> _TASK PROMPT_:
For every line in the records that has the word "content", make a copy.
--- MATERIAL FOR THIS EXERCISE ---
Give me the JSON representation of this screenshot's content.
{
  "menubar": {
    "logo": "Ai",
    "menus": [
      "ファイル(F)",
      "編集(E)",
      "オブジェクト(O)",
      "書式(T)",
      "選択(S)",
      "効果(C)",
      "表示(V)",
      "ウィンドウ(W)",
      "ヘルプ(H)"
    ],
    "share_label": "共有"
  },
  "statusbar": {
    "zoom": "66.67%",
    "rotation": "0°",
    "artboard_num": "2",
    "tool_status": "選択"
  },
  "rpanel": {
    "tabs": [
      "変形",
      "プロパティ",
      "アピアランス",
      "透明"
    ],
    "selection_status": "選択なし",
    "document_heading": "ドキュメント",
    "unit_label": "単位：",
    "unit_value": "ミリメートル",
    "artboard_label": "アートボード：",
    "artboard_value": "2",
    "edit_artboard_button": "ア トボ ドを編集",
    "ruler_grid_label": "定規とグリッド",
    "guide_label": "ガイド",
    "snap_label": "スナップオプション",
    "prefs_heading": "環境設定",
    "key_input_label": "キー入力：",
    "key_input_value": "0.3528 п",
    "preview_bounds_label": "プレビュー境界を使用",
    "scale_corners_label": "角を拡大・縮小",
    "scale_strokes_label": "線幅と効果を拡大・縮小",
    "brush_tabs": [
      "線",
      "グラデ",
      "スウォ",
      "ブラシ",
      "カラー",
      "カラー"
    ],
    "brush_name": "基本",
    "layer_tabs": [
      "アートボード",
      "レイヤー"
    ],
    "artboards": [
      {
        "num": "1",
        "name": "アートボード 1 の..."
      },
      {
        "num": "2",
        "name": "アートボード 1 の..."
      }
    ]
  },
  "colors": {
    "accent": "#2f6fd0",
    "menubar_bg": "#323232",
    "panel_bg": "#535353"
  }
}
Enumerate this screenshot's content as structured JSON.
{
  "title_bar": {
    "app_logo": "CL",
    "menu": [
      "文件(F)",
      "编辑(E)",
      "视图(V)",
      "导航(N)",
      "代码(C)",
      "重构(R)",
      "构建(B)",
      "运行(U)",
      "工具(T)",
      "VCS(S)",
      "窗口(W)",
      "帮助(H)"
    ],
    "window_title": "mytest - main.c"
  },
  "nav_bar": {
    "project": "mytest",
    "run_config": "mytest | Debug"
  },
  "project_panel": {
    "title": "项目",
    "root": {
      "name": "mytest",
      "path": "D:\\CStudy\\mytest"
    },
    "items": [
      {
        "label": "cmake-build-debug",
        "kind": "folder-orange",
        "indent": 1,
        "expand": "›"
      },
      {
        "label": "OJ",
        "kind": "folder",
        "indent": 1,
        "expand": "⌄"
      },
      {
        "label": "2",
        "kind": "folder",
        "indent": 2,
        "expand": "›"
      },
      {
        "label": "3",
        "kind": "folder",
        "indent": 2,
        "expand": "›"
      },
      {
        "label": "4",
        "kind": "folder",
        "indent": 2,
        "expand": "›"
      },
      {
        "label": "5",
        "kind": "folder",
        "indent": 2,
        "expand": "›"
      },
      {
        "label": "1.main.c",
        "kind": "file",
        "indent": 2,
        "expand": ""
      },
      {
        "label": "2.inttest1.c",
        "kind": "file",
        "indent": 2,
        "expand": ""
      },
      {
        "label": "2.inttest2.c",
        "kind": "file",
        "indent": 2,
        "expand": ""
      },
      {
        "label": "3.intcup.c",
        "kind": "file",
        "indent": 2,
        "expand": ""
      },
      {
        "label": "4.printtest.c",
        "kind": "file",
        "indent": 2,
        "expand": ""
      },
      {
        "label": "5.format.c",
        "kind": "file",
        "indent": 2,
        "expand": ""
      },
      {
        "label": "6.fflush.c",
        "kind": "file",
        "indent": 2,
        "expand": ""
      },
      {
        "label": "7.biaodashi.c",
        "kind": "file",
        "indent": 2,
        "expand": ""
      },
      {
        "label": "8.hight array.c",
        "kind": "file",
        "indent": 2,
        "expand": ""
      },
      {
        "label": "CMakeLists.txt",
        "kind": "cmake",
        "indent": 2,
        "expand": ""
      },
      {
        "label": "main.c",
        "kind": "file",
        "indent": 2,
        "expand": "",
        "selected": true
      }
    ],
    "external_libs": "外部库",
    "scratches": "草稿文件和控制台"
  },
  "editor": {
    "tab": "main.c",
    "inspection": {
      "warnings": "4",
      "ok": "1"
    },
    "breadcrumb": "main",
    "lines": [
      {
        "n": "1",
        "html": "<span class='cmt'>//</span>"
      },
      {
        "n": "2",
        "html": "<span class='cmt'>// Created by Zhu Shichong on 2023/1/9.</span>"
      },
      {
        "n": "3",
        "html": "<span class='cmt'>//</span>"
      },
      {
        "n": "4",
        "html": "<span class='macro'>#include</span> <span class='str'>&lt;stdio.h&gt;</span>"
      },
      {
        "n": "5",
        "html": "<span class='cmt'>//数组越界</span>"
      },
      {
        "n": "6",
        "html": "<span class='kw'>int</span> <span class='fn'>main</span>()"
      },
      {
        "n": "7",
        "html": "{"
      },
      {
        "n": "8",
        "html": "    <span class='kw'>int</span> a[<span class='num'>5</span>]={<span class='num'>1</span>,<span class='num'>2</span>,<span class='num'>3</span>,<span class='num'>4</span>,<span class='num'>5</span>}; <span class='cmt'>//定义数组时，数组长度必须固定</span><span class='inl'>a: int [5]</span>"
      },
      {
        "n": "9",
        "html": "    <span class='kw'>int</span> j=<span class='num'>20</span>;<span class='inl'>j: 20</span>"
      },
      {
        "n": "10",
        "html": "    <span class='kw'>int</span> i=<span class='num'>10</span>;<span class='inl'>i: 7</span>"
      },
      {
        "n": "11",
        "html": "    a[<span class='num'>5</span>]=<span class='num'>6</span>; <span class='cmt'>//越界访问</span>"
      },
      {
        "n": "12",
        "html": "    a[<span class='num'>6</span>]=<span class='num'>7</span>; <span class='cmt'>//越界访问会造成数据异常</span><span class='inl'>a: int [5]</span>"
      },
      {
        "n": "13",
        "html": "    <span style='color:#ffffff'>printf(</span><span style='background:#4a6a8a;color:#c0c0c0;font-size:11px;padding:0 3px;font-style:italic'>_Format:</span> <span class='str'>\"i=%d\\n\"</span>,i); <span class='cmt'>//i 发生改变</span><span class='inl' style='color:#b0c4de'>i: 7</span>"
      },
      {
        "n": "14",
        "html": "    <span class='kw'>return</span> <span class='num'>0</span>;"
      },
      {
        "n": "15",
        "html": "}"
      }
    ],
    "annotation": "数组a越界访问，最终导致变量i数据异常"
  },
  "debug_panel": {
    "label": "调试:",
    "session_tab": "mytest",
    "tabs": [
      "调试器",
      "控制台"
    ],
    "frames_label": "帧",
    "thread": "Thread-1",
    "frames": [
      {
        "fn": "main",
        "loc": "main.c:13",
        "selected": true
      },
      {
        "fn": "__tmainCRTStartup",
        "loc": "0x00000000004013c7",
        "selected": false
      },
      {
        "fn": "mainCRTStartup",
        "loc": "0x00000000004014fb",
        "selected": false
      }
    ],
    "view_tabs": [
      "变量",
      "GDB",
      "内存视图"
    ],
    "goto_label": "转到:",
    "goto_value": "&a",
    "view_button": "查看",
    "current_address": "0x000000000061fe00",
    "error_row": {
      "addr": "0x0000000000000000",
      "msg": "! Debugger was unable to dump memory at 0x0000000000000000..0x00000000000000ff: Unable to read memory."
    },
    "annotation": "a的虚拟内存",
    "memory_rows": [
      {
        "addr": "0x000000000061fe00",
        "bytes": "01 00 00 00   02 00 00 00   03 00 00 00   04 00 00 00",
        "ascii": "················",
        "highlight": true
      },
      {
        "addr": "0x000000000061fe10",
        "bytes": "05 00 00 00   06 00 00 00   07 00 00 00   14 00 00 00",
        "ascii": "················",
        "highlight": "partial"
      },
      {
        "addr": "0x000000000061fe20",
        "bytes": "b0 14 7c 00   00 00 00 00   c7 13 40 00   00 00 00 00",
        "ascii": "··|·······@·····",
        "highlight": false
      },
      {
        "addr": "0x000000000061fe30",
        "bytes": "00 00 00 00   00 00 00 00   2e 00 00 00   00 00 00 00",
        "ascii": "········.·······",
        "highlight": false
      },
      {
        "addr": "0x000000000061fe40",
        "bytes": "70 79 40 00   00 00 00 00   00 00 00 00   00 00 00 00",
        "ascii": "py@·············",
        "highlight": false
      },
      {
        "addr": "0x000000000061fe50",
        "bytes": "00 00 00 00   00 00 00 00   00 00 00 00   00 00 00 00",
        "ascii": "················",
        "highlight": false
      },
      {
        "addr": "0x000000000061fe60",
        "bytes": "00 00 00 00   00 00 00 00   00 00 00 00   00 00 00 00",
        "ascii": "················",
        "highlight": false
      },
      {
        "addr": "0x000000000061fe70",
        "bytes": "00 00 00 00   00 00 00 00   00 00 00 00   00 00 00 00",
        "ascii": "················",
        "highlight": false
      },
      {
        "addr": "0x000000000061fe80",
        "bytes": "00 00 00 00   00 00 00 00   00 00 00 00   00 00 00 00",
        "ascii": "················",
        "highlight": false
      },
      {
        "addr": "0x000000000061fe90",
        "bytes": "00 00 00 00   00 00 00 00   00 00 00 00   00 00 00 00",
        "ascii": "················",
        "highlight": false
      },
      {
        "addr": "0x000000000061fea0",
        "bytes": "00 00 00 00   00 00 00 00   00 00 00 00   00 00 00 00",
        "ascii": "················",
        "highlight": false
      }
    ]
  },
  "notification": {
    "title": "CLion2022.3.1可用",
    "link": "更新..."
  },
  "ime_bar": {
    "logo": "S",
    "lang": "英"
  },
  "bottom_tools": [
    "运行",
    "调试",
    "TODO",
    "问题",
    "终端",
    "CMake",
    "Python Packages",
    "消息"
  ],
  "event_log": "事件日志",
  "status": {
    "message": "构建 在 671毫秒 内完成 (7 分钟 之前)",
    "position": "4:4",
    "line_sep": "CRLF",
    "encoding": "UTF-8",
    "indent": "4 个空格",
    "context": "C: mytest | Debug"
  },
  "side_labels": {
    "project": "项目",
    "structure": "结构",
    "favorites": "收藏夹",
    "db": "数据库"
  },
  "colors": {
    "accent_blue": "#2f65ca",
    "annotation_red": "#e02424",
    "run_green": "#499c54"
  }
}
---
> _WRITTEN ANSWER_:
Give me the JSON representation of this screenshot's content.
Enumerate this screenshot's content as structured JSON.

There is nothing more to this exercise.